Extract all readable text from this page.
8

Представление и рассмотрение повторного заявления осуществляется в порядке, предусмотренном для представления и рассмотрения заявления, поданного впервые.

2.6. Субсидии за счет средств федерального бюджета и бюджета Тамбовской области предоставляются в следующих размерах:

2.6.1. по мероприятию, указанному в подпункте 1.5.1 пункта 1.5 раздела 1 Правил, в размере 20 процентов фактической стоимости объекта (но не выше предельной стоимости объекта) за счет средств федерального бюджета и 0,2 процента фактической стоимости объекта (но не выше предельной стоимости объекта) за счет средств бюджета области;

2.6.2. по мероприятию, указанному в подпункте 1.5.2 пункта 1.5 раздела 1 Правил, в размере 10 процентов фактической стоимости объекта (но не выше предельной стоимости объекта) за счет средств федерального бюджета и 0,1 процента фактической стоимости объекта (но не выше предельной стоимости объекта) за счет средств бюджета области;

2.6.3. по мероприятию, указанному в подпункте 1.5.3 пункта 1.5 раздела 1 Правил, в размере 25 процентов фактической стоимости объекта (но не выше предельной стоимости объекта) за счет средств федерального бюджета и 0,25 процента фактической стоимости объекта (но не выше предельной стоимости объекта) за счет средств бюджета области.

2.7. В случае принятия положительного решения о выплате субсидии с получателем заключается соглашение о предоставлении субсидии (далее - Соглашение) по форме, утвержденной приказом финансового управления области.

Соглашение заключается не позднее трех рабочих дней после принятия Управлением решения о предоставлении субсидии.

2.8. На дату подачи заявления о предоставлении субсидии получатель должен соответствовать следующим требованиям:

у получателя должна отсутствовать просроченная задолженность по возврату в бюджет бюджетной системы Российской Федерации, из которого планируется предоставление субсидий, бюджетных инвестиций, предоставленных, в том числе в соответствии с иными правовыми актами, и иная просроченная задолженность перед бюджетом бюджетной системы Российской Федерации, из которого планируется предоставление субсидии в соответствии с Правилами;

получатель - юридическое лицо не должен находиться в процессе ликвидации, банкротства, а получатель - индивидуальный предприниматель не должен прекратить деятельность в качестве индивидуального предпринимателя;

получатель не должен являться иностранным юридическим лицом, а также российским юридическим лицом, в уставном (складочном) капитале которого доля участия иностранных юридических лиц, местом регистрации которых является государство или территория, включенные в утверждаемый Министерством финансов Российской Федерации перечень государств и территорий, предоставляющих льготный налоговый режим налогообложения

→ **TASK BRIEF**
Retype the records above exactly.

→ **CORRECT RESPONSE**
Extract all readable text from this page.
8

Представление и рассмотрение повторного заявления осуществляется в порядке, предусмотренном для представления и рассмотрения заявления, поданного впервые.

2.6. Субсидии за счет средств федерального бюджета и бюджета Тамбовской области предоставляются в следующих размерах:

2.6.1. по мероприятию, указанному в подпункте 1.5.1 пункта 1.5 раздела 1 Правил, в размере 20 процентов фактической стоимости объекта (но не выше предельной стоимости объекта) за счет средств федерального бюджета и 0,2 процента фактической стоимости объекта (но не выше предельной стоимости объекта) за счет средств бюджета области;

2.6.2. по мероприятию, указанному в подпункте 1.5.2 пункта 1.5 раздела 1 Правил, в размере 10 процентов фактической стоимости объекта (но не выше предельной стоимости объекта) за счет средств федерального бюджета и 0,1 процента фактической стоимости объекта (но не выше предельной стоимости объекта) за счет средств бюджета области;

2.6.3. по мероприятию, указанному в подпункте 1.5.3 пункта 1.5 раздела 1 Правил, в размере 25 процентов фактической стоимости объекта (но не выше предельной стоимости объекта) за счет средств федерального бюджета и 0,25 процента фактической стоимости объекта (но не выше предельной стоимости объекта) за счет средств бюджета области.

2.7. В случае принятия положительного решения о выплате субсидии с получателем заключается соглашение о предоставлении субсидии (далее - Соглашение) по форме, утвержденной приказом финансового управления области.

Соглашение заключается не позднее трех рабочих дней после принятия Управлением решения о предоставлении субсидии.

2.8. На дату подачи заявления о предоставлении субсидии получатель должен соответствовать следующим требованиям:

у получателя должна отсутствовать просроченная задолженность по возврату в бюджет бюджетной системы Российской Федерации, из которого планируется предоставление субсидий, бюджетных инвестиций, предоставленных, в том числе в соответствии с иными правовыми актами, и иная просроченная задолженность перед бюджетом бюджетной системы Российской Федерации, из которого планируется предоставление субсидии в соответствии с Правилами;

получатель - юридическое лицо не должен находиться в процессе ликвидации, банкротства, а получатель - индивидуальный предприниматель не должен прекратить деятельность в качестве индивидуального предпринимателя;

получатель не должен являться иностранным юридическим лицом, а также российским юридическим лицом, в уставном (складочном) капитале которого доля участия иностранных юридических лиц, местом регистрации которых является государство или территория, включенные в утверждаемый Министерством финансов Российской Федерации перечень государств и территорий, предоставляющих льготный налоговый режим налогообложения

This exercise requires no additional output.